● **Exercise details**: Give the data again exactly as written, skipping any pictures.

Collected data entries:
▬▬▬
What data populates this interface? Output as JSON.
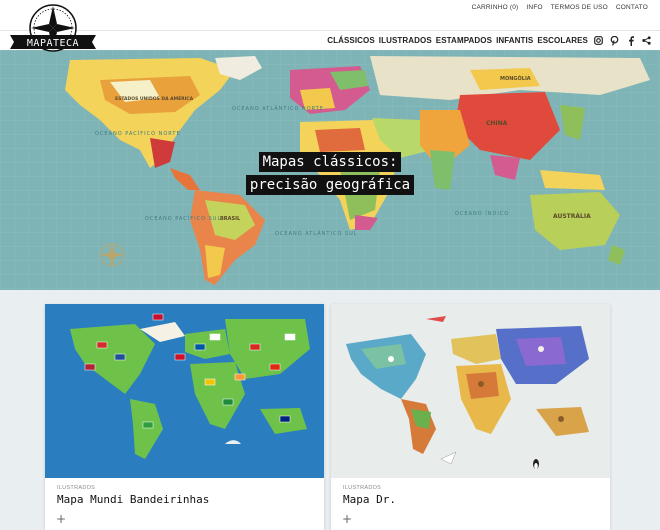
{
  "brand": {
    "logo_text": "MAPATECA"
  },
  "top_links": [
    "CARRINHO (0)",
    "INFO",
    "TERMOS DE USO",
    "CONTATO"
  ],
  "nav": [
    "CLÁSSICOS",
    "ILUSTRADOS",
    "ESTAMPADOS",
    "INFANTIS",
    "ESCOLARES"
  ],
  "social_icons": [
    "instagram-icon",
    "pinterest-icon",
    "facebook-icon",
    "share-icon"
  ],
  "hero": {
    "line1": "Mapas clássicos:",
    "line2": "precisão geográfica",
    "map_labels": [
      "OCEANO PACÍFICO NORTE",
      "OCEANO ATLÂNTICO NORTE",
      "OCEANO ÍNDICO",
      "OCEANO PACÍFICO SUL",
      "OCEANO ATLÂNTICO SUL",
      "AUSTRÁLIA",
      "CHINA",
      "MONGÓLIA",
      "ESTADOS UNIDOS DA AMÉRICA",
      "BRASIL"
    ]
  },
  "cards": [
    {
      "category": "ILUSTRADOS",
      "name": "Mapa Mundi Bandeirinhas",
      "plus": "+"
    },
    {
      "category": "ILUSTRADOS",
      "name": "Mapa Dr.",
      "plus": "+"
    }
  ],
  "colors": {
    "ocean": "#7fb4b7",
    "card2_bg": "#e8ecea",
    "card1_bg": "#2a7ec0"
  }
}
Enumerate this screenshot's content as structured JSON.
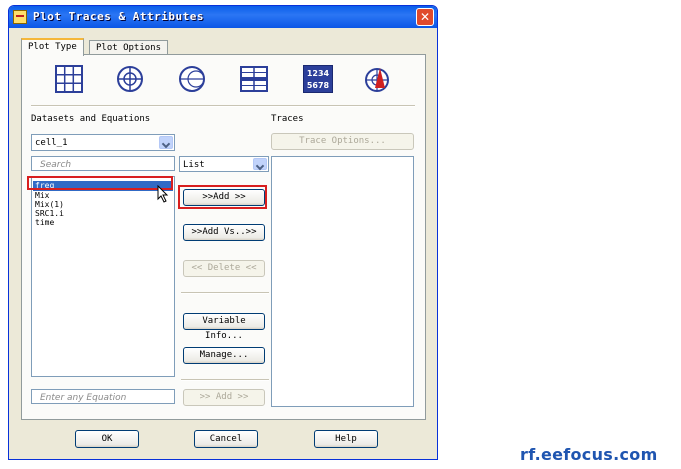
▬▬▬
● **Task solution**:
What data populates this interface? Output as JSON.
{
  "brand": {
    "logo_text": "MAPATECA"
  },
  "top_links": [
    "CARRINHO (0)",
    "INFO",
    "TERMOS DE USO",
    "CONTATO"
  ],
  "nav": [
    "CLÁSSICOS",
    "ILUSTRADOS",
    "ESTAMPADOS",
    "INFANTIS",
    "ESCOLARES"
  ],
  "social_icons": [
    "instagram-icon",
    "pinterest-icon",
    "facebook-icon",
    "share-icon"
  ],
  "hero": {
    "line1": "Mapas clássicos:",
    "line2": "precisão geográfica",
    "map_labels": [
      "OCEANO PACÍFICO NORTE",
      "OCEANO ATLÂNTICO NORTE",
      "OCEANO ÍNDICO",
      "OCEANO PACÍFICO SUL",
      "OCEANO ATLÂNTICO SUL",
      "AUSTRÁLIA",
      "CHINA",
      "MONGÓLIA",
      "ESTADOS UNIDOS DA AMÉRICA",
      "BRASIL"
    ]
  },
  "cards": [
    {
      "category": "ILUSTRADOS",
      "name": "Mapa Mundi Bandeirinhas",
      "plus": "+"
    },
    {
      "category": "ILUSTRADOS",
      "name": "Mapa Dr.",
      "plus": "+"
    }
  ],
  "colors": {
    "ocean": "#7fb4b7",
    "card2_bg": "#e8ecea",
    "card1_bg": "#2a7ec0"
  }
}
Enumerate this screenshot's content as structured JSON.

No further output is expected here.